Saved entries
================================
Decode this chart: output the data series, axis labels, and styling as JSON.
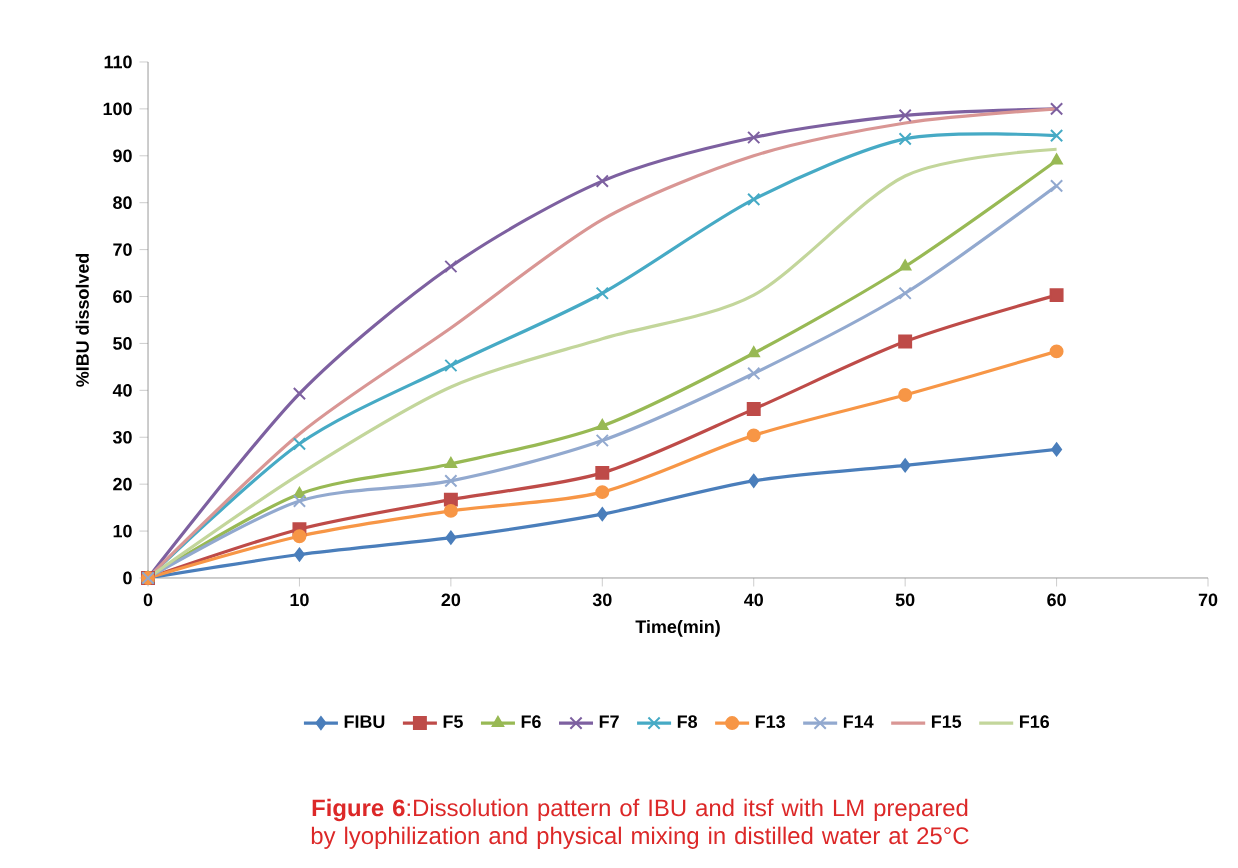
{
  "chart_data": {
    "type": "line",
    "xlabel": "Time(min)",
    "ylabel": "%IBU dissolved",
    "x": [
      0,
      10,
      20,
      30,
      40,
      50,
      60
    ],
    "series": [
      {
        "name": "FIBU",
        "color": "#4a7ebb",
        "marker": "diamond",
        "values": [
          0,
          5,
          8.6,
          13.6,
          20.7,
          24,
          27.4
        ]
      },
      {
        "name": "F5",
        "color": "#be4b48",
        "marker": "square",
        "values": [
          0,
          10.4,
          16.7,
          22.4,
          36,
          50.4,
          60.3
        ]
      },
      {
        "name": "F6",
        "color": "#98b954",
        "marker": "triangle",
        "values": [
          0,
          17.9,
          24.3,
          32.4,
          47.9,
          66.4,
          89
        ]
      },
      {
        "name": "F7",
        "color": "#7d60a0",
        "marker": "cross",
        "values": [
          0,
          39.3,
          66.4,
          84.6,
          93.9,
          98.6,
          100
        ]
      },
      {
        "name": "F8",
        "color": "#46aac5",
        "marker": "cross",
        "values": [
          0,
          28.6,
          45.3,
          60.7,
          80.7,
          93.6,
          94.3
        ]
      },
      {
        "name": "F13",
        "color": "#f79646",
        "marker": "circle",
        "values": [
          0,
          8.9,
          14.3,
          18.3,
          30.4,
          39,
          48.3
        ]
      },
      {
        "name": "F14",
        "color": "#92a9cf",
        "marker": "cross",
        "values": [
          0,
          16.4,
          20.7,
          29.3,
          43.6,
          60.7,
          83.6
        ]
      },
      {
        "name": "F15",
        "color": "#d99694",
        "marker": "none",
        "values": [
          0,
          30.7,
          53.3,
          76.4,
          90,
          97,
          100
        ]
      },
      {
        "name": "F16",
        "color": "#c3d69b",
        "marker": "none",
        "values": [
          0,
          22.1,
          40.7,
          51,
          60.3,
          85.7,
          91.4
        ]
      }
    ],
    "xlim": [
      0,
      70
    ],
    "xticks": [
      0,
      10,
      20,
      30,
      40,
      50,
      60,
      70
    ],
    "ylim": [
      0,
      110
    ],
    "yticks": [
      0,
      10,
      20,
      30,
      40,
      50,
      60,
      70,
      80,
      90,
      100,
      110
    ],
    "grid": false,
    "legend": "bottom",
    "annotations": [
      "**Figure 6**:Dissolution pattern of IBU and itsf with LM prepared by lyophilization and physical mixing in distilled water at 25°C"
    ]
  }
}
================================
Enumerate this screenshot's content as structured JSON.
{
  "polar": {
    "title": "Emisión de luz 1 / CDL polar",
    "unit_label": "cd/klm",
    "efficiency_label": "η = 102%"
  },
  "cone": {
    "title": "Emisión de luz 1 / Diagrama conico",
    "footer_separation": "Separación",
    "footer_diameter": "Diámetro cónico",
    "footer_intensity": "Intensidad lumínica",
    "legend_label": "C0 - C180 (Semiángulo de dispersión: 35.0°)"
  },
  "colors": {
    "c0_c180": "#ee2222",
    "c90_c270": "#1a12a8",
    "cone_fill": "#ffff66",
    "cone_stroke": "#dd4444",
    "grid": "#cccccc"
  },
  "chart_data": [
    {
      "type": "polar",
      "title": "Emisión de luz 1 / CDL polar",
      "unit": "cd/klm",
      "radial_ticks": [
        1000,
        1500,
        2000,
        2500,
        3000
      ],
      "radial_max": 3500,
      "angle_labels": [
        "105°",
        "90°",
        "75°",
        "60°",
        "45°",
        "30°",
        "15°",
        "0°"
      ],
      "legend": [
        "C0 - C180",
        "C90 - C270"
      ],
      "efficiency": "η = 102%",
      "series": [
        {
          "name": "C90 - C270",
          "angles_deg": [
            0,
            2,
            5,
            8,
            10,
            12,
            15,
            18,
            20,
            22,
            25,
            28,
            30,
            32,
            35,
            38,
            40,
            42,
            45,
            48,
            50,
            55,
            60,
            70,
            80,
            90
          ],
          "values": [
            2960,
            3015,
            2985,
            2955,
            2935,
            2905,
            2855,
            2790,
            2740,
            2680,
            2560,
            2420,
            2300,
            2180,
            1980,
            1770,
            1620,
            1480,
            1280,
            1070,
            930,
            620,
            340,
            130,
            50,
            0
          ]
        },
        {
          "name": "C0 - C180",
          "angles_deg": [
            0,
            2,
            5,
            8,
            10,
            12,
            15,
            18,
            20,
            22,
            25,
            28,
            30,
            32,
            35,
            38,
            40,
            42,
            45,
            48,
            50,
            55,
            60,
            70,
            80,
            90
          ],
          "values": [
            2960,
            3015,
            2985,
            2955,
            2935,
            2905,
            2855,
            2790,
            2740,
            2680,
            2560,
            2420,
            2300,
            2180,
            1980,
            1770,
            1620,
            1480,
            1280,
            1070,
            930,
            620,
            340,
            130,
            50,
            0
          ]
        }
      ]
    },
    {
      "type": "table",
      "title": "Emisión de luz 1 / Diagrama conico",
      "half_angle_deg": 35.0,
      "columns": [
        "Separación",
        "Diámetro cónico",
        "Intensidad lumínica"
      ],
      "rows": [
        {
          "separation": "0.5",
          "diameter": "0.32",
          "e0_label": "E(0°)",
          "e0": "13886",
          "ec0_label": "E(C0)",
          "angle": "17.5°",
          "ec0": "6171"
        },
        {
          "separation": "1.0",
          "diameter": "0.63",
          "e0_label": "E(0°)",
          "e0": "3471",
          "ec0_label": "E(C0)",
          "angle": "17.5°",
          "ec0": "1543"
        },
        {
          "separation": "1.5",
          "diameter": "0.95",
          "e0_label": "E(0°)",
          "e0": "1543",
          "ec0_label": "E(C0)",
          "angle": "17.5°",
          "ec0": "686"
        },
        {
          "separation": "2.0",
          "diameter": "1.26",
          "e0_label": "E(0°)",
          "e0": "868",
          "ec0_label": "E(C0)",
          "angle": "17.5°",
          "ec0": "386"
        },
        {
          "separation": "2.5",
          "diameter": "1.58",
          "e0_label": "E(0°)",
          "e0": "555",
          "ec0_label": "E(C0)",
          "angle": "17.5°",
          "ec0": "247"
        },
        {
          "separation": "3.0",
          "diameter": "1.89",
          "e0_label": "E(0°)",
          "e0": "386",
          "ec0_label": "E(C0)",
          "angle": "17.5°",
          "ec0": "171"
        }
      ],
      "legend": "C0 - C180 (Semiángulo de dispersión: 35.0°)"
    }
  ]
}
================================
REQUEST: Say the number of lines in the listing that hold "Separación", with no added words.

EXERCISE OUTPUT: 2